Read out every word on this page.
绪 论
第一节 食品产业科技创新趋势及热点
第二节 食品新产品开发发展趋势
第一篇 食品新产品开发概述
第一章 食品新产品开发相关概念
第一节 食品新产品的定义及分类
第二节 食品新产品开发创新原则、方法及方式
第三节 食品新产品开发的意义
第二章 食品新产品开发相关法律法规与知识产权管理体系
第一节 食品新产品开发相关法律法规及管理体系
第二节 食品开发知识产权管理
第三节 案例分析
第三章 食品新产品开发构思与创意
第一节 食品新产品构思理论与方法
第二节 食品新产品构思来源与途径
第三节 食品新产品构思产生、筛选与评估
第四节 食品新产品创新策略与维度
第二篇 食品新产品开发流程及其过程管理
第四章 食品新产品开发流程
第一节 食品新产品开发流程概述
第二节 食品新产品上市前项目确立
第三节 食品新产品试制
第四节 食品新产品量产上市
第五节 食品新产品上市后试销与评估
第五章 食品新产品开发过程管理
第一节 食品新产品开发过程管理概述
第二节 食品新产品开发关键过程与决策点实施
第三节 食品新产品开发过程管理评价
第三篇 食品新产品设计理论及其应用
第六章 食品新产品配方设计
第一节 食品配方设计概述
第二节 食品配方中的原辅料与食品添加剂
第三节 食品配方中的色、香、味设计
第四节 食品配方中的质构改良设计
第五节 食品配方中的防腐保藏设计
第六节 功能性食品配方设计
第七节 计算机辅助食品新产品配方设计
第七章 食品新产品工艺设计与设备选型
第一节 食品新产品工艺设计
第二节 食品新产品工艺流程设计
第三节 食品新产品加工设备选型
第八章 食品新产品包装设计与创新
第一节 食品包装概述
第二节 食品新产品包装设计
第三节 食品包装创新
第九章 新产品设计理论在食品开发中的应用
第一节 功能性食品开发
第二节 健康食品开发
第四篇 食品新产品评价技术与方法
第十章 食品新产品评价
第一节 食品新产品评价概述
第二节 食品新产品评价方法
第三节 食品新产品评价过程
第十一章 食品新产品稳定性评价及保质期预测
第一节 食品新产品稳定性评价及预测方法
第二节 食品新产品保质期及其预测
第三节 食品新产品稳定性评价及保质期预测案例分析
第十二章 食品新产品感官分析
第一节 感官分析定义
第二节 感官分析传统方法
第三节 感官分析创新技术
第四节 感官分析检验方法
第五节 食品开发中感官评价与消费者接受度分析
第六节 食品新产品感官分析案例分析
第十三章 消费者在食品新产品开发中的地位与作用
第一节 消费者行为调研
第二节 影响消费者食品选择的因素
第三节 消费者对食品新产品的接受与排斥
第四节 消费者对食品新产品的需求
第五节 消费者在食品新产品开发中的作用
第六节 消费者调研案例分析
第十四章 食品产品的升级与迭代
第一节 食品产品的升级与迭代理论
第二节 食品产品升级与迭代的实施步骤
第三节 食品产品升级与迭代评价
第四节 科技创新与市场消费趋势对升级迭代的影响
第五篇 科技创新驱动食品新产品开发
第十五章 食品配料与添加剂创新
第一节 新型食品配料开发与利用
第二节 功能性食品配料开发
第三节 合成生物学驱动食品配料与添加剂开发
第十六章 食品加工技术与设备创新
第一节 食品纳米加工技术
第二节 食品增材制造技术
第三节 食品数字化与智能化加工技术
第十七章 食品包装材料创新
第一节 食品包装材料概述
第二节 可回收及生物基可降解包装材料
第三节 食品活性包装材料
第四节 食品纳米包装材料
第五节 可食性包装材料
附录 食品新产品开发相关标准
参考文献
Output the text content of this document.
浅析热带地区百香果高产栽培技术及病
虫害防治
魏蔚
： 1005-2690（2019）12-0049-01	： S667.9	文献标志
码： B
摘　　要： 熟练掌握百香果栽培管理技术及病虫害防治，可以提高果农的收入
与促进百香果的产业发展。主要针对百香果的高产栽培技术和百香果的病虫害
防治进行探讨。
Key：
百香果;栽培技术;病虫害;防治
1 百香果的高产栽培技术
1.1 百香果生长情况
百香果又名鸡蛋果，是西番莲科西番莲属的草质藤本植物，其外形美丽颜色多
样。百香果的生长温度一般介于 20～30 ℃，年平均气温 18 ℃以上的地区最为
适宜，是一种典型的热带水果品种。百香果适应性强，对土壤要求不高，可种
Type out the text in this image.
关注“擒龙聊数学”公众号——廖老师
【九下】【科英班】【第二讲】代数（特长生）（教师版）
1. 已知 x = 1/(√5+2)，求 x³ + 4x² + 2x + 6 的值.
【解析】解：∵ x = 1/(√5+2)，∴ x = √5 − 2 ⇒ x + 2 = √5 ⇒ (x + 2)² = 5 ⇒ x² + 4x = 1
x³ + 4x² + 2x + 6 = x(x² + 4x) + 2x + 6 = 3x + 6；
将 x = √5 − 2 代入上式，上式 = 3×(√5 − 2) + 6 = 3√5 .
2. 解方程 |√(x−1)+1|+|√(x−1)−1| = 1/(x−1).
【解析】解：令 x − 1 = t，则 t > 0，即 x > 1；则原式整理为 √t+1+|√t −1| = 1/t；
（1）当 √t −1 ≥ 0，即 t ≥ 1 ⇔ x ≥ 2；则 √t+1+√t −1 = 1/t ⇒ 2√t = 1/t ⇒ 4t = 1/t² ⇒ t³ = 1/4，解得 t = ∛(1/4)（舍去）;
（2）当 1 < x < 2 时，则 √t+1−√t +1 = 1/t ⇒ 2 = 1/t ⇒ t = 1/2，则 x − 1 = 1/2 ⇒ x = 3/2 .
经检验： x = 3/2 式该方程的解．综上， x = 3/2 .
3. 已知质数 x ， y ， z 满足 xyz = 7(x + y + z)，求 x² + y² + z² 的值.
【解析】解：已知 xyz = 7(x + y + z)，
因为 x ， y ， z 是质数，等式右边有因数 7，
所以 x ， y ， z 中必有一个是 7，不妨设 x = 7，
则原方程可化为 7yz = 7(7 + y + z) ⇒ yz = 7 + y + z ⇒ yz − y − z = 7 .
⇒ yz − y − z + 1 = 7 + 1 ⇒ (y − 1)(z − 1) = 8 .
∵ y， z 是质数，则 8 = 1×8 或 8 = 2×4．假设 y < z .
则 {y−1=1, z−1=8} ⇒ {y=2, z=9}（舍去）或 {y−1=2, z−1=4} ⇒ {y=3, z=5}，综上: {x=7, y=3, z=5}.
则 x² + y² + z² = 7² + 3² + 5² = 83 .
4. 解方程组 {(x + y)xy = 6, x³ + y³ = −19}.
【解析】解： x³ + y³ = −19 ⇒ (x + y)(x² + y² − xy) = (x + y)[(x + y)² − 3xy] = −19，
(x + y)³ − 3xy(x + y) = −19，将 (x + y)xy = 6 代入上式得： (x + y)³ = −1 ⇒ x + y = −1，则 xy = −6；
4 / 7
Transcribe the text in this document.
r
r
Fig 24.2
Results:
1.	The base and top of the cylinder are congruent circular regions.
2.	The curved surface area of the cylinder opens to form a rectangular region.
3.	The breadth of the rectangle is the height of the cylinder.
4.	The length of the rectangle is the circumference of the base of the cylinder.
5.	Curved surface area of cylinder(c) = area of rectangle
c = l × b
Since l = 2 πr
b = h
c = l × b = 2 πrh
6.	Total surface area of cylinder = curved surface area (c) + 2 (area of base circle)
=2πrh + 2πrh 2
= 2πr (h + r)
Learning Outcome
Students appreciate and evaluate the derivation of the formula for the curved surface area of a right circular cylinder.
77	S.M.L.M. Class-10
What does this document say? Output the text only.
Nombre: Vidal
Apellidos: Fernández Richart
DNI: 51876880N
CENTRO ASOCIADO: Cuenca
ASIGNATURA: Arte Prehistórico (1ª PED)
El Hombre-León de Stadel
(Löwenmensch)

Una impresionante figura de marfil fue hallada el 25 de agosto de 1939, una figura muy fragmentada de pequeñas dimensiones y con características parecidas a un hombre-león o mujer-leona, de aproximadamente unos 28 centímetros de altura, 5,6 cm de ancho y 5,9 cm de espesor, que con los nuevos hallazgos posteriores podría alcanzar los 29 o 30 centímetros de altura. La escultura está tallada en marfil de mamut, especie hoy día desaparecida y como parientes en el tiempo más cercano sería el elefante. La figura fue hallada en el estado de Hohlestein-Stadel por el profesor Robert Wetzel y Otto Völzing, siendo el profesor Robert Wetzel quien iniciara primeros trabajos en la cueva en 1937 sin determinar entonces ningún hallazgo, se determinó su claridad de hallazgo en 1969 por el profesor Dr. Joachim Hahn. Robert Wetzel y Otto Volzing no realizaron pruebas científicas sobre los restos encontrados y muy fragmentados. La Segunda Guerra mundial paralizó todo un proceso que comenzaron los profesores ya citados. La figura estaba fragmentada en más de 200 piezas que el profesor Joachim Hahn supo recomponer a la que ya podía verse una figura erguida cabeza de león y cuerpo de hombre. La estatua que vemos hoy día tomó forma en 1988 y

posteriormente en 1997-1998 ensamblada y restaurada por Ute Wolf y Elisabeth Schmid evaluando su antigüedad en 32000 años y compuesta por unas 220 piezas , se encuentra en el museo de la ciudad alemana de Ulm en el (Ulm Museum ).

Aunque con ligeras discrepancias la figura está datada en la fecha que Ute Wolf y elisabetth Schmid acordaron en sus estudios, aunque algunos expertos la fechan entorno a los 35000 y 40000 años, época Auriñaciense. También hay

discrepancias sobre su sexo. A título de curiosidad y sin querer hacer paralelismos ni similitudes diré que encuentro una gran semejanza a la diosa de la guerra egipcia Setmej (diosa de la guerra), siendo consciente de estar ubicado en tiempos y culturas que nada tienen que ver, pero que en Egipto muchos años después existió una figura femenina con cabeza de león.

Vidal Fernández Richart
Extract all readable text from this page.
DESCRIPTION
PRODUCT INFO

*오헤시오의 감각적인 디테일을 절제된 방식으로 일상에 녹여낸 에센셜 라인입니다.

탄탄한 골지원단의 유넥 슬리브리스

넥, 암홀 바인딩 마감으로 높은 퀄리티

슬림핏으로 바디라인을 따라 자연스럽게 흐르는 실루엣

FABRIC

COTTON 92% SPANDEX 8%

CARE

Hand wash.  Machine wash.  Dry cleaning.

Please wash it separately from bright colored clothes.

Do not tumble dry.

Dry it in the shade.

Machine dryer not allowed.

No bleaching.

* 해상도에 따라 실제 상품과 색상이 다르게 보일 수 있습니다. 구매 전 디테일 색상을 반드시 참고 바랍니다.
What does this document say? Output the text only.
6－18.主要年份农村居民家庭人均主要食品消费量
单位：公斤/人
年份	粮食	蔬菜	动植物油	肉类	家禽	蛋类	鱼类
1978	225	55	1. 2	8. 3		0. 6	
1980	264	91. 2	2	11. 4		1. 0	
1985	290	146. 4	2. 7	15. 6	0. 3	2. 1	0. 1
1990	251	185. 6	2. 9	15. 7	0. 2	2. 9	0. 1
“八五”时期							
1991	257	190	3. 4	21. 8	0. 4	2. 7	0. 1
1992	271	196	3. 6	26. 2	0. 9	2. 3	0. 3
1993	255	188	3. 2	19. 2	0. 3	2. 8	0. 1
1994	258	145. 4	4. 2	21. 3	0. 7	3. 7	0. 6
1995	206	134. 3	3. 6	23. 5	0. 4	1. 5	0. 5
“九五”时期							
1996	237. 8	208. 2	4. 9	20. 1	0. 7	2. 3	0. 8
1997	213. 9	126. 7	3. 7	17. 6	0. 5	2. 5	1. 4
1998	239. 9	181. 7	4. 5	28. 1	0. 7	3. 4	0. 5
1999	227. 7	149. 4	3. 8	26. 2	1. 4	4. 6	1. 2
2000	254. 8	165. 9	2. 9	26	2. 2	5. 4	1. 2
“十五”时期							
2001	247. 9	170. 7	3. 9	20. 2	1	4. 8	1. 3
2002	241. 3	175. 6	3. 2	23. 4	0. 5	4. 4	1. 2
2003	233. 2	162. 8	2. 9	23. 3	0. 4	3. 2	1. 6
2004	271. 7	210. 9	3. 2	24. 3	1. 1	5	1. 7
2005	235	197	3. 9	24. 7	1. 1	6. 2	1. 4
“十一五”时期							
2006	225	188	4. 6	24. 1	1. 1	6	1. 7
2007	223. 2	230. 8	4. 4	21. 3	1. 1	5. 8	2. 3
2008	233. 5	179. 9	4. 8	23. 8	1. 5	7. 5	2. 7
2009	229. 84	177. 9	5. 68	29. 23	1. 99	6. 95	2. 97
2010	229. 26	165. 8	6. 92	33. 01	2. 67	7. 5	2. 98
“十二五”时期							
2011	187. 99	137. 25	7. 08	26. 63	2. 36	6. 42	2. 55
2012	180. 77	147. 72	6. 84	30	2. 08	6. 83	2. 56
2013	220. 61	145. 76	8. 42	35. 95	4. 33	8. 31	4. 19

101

◆ ◆ ◆ ◆ ◆

• _Task instructions_: Set out every line from the material that contains the string "Richart".

• _Solution_:
Apellidos: Fernández Richart
Vidal Fernández Richart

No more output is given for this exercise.